[Dataset items]
────────────────
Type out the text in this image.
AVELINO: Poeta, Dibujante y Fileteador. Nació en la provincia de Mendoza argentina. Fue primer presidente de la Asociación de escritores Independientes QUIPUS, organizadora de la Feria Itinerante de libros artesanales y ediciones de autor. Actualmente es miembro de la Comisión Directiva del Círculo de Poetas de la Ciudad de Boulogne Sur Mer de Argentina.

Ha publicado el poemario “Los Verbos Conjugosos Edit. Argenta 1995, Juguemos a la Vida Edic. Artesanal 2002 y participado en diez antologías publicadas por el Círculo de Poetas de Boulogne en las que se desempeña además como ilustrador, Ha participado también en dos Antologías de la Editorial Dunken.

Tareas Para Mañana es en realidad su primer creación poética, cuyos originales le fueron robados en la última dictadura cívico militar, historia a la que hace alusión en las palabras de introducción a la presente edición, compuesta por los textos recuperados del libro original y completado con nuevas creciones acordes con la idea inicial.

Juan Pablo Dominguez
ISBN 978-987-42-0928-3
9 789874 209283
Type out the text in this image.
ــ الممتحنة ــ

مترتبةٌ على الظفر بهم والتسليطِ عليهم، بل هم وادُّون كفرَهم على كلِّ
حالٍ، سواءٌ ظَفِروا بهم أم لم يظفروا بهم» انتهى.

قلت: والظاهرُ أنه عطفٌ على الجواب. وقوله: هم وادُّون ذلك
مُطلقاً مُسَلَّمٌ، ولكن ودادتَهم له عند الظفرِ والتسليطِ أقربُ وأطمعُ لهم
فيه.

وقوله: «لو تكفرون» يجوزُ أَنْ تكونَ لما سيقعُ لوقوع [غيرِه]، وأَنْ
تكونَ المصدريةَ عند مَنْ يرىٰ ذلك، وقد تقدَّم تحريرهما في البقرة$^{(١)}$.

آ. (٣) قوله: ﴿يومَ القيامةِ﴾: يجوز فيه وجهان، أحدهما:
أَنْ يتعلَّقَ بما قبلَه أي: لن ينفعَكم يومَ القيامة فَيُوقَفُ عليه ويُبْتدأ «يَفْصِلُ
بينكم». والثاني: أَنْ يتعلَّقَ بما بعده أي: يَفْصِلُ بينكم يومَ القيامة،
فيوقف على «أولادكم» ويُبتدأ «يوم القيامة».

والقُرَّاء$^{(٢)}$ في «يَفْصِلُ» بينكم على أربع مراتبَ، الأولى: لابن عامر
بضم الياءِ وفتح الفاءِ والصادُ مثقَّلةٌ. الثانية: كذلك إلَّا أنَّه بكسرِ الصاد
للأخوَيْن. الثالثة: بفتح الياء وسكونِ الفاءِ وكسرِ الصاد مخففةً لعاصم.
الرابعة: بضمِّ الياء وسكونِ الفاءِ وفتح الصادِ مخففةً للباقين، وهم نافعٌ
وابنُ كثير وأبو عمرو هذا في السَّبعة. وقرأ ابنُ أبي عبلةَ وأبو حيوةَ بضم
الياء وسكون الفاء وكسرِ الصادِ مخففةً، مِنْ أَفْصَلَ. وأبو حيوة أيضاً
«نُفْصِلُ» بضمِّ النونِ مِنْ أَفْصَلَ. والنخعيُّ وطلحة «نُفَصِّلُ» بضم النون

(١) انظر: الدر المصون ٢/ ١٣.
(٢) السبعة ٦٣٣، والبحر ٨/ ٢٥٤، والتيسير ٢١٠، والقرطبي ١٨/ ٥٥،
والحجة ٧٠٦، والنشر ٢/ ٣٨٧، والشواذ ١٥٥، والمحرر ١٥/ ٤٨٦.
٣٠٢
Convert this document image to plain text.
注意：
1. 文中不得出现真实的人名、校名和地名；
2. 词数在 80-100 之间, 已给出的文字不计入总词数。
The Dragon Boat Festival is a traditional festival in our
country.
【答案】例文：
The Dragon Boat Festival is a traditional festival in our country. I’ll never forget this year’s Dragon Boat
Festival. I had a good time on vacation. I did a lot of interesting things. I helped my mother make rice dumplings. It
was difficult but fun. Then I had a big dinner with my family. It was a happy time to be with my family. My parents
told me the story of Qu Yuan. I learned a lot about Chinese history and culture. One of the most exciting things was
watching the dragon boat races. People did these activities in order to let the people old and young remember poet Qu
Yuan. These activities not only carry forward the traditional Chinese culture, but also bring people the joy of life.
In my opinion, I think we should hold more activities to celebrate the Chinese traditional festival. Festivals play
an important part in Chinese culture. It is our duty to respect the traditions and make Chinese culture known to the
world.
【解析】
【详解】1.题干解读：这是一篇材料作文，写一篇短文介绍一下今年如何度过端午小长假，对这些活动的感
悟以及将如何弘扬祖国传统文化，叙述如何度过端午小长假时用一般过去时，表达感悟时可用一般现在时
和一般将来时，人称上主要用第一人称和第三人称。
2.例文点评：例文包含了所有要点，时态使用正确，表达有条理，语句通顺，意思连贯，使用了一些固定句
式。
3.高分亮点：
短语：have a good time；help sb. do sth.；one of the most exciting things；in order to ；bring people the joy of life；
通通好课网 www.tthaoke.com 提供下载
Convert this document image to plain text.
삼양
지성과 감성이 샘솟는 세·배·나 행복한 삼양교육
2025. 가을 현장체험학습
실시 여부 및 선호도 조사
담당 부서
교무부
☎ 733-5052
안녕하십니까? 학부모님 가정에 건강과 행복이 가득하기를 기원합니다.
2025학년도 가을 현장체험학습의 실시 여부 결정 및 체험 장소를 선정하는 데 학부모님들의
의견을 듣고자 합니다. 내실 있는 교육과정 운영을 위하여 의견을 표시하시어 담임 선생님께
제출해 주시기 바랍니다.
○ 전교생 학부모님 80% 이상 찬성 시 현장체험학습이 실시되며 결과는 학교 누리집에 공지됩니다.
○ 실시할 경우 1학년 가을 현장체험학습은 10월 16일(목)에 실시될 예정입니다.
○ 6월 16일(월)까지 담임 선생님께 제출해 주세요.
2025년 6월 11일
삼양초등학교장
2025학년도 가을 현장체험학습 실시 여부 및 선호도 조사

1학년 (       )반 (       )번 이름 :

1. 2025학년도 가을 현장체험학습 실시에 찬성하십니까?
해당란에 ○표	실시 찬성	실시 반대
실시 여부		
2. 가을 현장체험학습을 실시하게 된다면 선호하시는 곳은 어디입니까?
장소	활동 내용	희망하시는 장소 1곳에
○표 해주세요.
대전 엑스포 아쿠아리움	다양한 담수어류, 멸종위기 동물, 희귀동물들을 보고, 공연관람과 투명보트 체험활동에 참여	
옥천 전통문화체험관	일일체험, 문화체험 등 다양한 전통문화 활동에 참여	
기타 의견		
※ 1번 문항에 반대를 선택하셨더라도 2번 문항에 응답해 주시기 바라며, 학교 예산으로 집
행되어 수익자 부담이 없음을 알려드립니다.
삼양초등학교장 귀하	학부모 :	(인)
────────────────
Your task is to retype all of the records exactly.

_Full answer_:
Type out the text in this image.
AVELINO: Poeta, Dibujante y Fileteador. Nació en la provincia de Mendoza argentina. Fue primer presidente de la Asociación de escritores Independientes QUIPUS, organizadora de la Feria Itinerante de libros artesanales y ediciones de autor. Actualmente es miembro de la Comisión Directiva del Círculo de Poetas de la Ciudad de Boulogne Sur Mer de Argentina.

Ha publicado el poemario “Los Verbos Conjugosos Edit. Argenta 1995, Juguemos a la Vida Edic. Artesanal 2002 y participado en diez antologías publicadas por el Círculo de Poetas de Boulogne en las que se desempeña además como ilustrador, Ha participado también en dos Antologías de la Editorial Dunken.

Tareas Para Mañana es en realidad su primer creación poética, cuyos originales le fueron robados en la última dictadura cívico militar, historia a la que hace alusión en las palabras de introducción a la presente edición, compuesta por los textos recuperados del libro original y completado con nuevas creciones acordes con la idea inicial.

Juan Pablo Dominguez
ISBN 978-987-42-0928-3
9 789874 209283
Type out the text in this image.
ــ الممتحنة ــ

مترتبةٌ على الظفر بهم والتسليطِ عليهم، بل هم وادُّون كفرَهم على كلِّ
حالٍ، سواءٌ ظَفِروا بهم أم لم يظفروا بهم» انتهى.

قلت: والظاهرُ أنه عطفٌ على الجواب. وقوله: هم وادُّون ذلك
مُطلقاً مُسَلَّمٌ، ولكن ودادتَهم له عند الظفرِ والتسليطِ أقربُ وأطمعُ لهم
فيه.

وقوله: «لو تكفرون» يجوزُ أَنْ تكونَ لما سيقعُ لوقوع [غيرِه]، وأَنْ
تكونَ المصدريةَ عند مَنْ يرىٰ ذلك، وقد تقدَّم تحريرهما في البقرة$^{(١)}$.

آ. (٣) قوله: ﴿يومَ القيامةِ﴾: يجوز فيه وجهان، أحدهما:
أَنْ يتعلَّقَ بما قبلَه أي: لن ينفعَكم يومَ القيامة فَيُوقَفُ عليه ويُبْتدأ «يَفْصِلُ
بينكم». والثاني: أَنْ يتعلَّقَ بما بعده أي: يَفْصِلُ بينكم يومَ القيامة،
فيوقف على «أولادكم» ويُبتدأ «يوم القيامة».

والقُرَّاء$^{(٢)}$ في «يَفْصِلُ» بينكم على أربع مراتبَ، الأولى: لابن عامر
بضم الياءِ وفتح الفاءِ والصادُ مثقَّلةٌ. الثانية: كذلك إلَّا أنَّه بكسرِ الصاد
للأخوَيْن. الثالثة: بفتح الياء وسكونِ الفاءِ وكسرِ الصاد مخففةً لعاصم.
الرابعة: بضمِّ الياء وسكونِ الفاءِ وفتح الصادِ مخففةً للباقين، وهم نافعٌ
وابنُ كثير وأبو عمرو هذا في السَّبعة. وقرأ ابنُ أبي عبلةَ وأبو حيوةَ بضم
الياء وسكون الفاء وكسرِ الصادِ مخففةً، مِنْ أَفْصَلَ. وأبو حيوة أيضاً
«نُفْصِلُ» بضمِّ النونِ مِنْ أَفْصَلَ. والنخعيُّ وطلحة «نُفَصِّلُ» بضم النون

(١) انظر: الدر المصون ٢/ ١٣.
(٢) السبعة ٦٣٣، والبحر ٨/ ٢٥٤، والتيسير ٢١٠، والقرطبي ١٨/ ٥٥،
والحجة ٧٠٦، والنشر ٢/ ٣٨٧، والشواذ ١٥٥، والمحرر ١٥/ ٤٨٦.
٣٠٢
Convert this document image to plain text.
注意：
1. 文中不得出现真实的人名、校名和地名；
2. 词数在 80-100 之间, 已给出的文字不计入总词数。
The Dragon Boat Festival is a traditional festival in our
country.
【答案】例文：
The Dragon Boat Festival is a traditional festival in our country. I’ll never forget this year’s Dragon Boat
Festival. I had a good time on vacation. I did a lot of interesting things. I helped my mother make rice dumplings. It
was difficult but fun. Then I had a big dinner with my family. It was a happy time to be with my family. My parents
told me the story of Qu Yuan. I learned a lot about Chinese history and culture. One of the most exciting things was
watching the dragon boat races. People did these activities in order to let the people old and young remember poet Qu
Yuan. These activities not only carry forward the traditional Chinese culture, but also bring people the joy of life.
In my opinion, I think we should hold more activities to celebrate the Chinese traditional festival. Festivals play
an important part in Chinese culture. It is our duty to respect the traditions and make Chinese culture known to the
world.
【解析】
【详解】1.题干解读：这是一篇材料作文，写一篇短文介绍一下今年如何度过端午小长假，对这些活动的感
悟以及将如何弘扬祖国传统文化，叙述如何度过端午小长假时用一般过去时，表达感悟时可用一般现在时
和一般将来时，人称上主要用第一人称和第三人称。
2.例文点评：例文包含了所有要点，时态使用正确，表达有条理，语句通顺，意思连贯，使用了一些固定句
式。
3.高分亮点：
短语：have a good time；help sb. do sth.；one of the most exciting things；in order to ；bring people the joy of life；
通通好课网 www.tthaoke.com 提供下载
Convert this document image to plain text.
삼양
지성과 감성이 샘솟는 세·배·나 행복한 삼양교육
2025. 가을 현장체험학습
실시 여부 및 선호도 조사
담당 부서
교무부
☎ 733-5052
안녕하십니까? 학부모님 가정에 건강과 행복이 가득하기를 기원합니다.
2025학년도 가을 현장체험학습의 실시 여부 결정 및 체험 장소를 선정하는 데 학부모님들의
의견을 듣고자 합니다. 내실 있는 교육과정 운영을 위하여 의견을 표시하시어 담임 선생님께
제출해 주시기 바랍니다.
○ 전교생 학부모님 80% 이상 찬성 시 현장체험학습이 실시되며 결과는 학교 누리집에 공지됩니다.
○ 실시할 경우 1학년 가을 현장체험학습은 10월 16일(목)에 실시될 예정입니다.
○ 6월 16일(월)까지 담임 선생님께 제출해 주세요.
2025년 6월 11일
삼양초등학교장
2025학년도 가을 현장체험학습 실시 여부 및 선호도 조사

1학년 (       )반 (       )번 이름 :

1. 2025학년도 가을 현장체험학습 실시에 찬성하십니까?
해당란에 ○표	실시 찬성	실시 반대
실시 여부		
2. 가을 현장체험학습을 실시하게 된다면 선호하시는 곳은 어디입니까?
장소	활동 내용	희망하시는 장소 1곳에
○표 해주세요.
대전 엑스포 아쿠아리움	다양한 담수어류, 멸종위기 동물, 희귀동물들을 보고, 공연관람과 투명보트 체험활동에 참여	
옥천 전통문화체험관	일일체험, 문화체험 등 다양한 전통문화 활동에 참여	
기타 의견		
※ 1번 문항에 반대를 선택하셨더라도 2번 문항에 응답해 주시기 바라며, 학교 예산으로 집
행되어 수익자 부담이 없음을 알려드립니다.
삼양초등학교장 귀하	학부모 :	(인)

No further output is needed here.